## [Data rows]
---*---

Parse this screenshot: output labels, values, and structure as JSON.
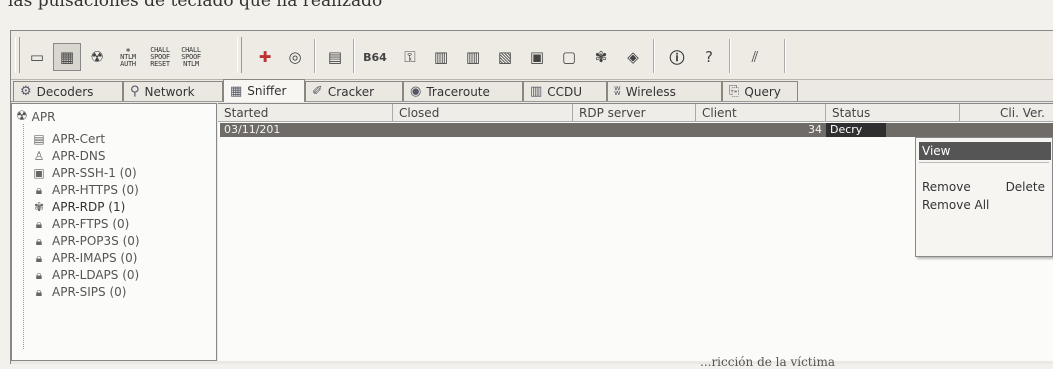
{
  "caption_top": "las pulsaciones de teclado que ha realizado",
  "caption_bottom": "...ricción de la víctima",
  "toolbar": {
    "ntlm_auth": [
      "NTLM",
      "AUTH"
    ],
    "chall_spoof_reset": [
      "CHALL",
      "SPOOF",
      "RESET"
    ],
    "chall_spoof_ntlm": [
      "CHALL",
      "SPOOF",
      "NTLM"
    ],
    "b64_label": "B64",
    "icons": [
      "open-icon",
      "sniffer-icon",
      "apr-icon",
      "ntlm-auth-icon",
      "chall-spoof-reset-icon",
      "chall-spoof-ntlm-icon",
      "add-icon",
      "cert-icon",
      "grid-icon",
      "base64-icon",
      "key-icon",
      "hash-icon",
      "hash2-icon",
      "ntlm-hash-icon",
      "terminal-icon",
      "monitor-icon",
      "gear-icon",
      "lock-icon",
      "info-icon",
      "help-icon",
      "query-icon"
    ]
  },
  "tabs": [
    {
      "label": "Decoders",
      "icon": "decoders-icon"
    },
    {
      "label": "Network",
      "icon": "network-icon"
    },
    {
      "label": "Sniffer",
      "icon": "sniffer-icon",
      "active": true
    },
    {
      "label": "Cracker",
      "icon": "cracker-icon"
    },
    {
      "label": "Traceroute",
      "icon": "traceroute-icon"
    },
    {
      "label": "CCDU",
      "icon": "ccdu-icon"
    },
    {
      "label": "Wireless",
      "icon": "wireless-icon"
    },
    {
      "label": "Query",
      "icon": "query-icon"
    }
  ],
  "tree": {
    "root": "APR",
    "items": [
      "APR-Cert",
      "APR-DNS",
      "APR-SSH-1 (0)",
      "APR-HTTPS (0)",
      "APR-RDP (1)",
      "APR-FTPS (0)",
      "APR-POP3S (0)",
      "APR-IMAPS (0)",
      "APR-LDAPS (0)",
      "APR-SIPS (0)"
    ]
  },
  "table": {
    "headers": [
      "Started",
      "Closed",
      "RDP server",
      "Client",
      "Status",
      "Cli. Ver."
    ],
    "row": {
      "started": "03/11/201",
      "closed": "",
      "rdp_server": "",
      "client": "34",
      "status": "Decry",
      "cli_ver": ""
    }
  },
  "context_menu": {
    "view": "View",
    "remove": "Remove",
    "delete": "Delete",
    "remove_all": "Remove All"
  },
  "colors": {
    "selection": "#6f6c68",
    "menu_highlight": "#555555"
  }
}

---*---

## [Task goal]
Extract the full listing above verbatim; pictures are to be left out of the copy.

## [Final result]
Parse this screenshot: output labels, values, and structure as JSON.
{
  "caption_top": "las pulsaciones de teclado que ha realizado",
  "caption_bottom": "...ricción de la víctima",
  "toolbar": {
    "ntlm_auth": [
      "NTLM",
      "AUTH"
    ],
    "chall_spoof_reset": [
      "CHALL",
      "SPOOF",
      "RESET"
    ],
    "chall_spoof_ntlm": [
      "CHALL",
      "SPOOF",
      "NTLM"
    ],
    "b64_label": "B64",
    "icons": [
      "open-icon",
      "sniffer-icon",
      "apr-icon",
      "ntlm-auth-icon",
      "chall-spoof-reset-icon",
      "chall-spoof-ntlm-icon",
      "add-icon",
      "cert-icon",
      "grid-icon",
      "base64-icon",
      "key-icon",
      "hash-icon",
      "hash2-icon",
      "ntlm-hash-icon",
      "terminal-icon",
      "monitor-icon",
      "gear-icon",
      "lock-icon",
      "info-icon",
      "help-icon",
      "query-icon"
    ]
  },
  "tabs": [
    {
      "label": "Decoders",
      "icon": "decoders-icon"
    },
    {
      "label": "Network",
      "icon": "network-icon"
    },
    {
      "label": "Sniffer",
      "icon": "sniffer-icon",
      "active": true
    },
    {
      "label": "Cracker",
      "icon": "cracker-icon"
    },
    {
      "label": "Traceroute",
      "icon": "traceroute-icon"
    },
    {
      "label": "CCDU",
      "icon": "ccdu-icon"
    },
    {
      "label": "Wireless",
      "icon": "wireless-icon"
    },
    {
      "label": "Query",
      "icon": "query-icon"
    }
  ],
  "tree": {
    "root": "APR",
    "items": [
      "APR-Cert",
      "APR-DNS",
      "APR-SSH-1 (0)",
      "APR-HTTPS (0)",
      "APR-RDP (1)",
      "APR-FTPS (0)",
      "APR-POP3S (0)",
      "APR-IMAPS (0)",
      "APR-LDAPS (0)",
      "APR-SIPS (0)"
    ]
  },
  "table": {
    "headers": [
      "Started",
      "Closed",
      "RDP server",
      "Client",
      "Status",
      "Cli. Ver."
    ],
    "row": {
      "started": "03/11/201",
      "closed": "",
      "rdp_server": "",
      "client": "34",
      "status": "Decry",
      "cli_ver": ""
    }
  },
  "context_menu": {
    "view": "View",
    "remove": "Remove",
    "delete": "Delete",
    "remove_all": "Remove All"
  },
  "colors": {
    "selection": "#6f6c68",
    "menu_highlight": "#555555"
  }
}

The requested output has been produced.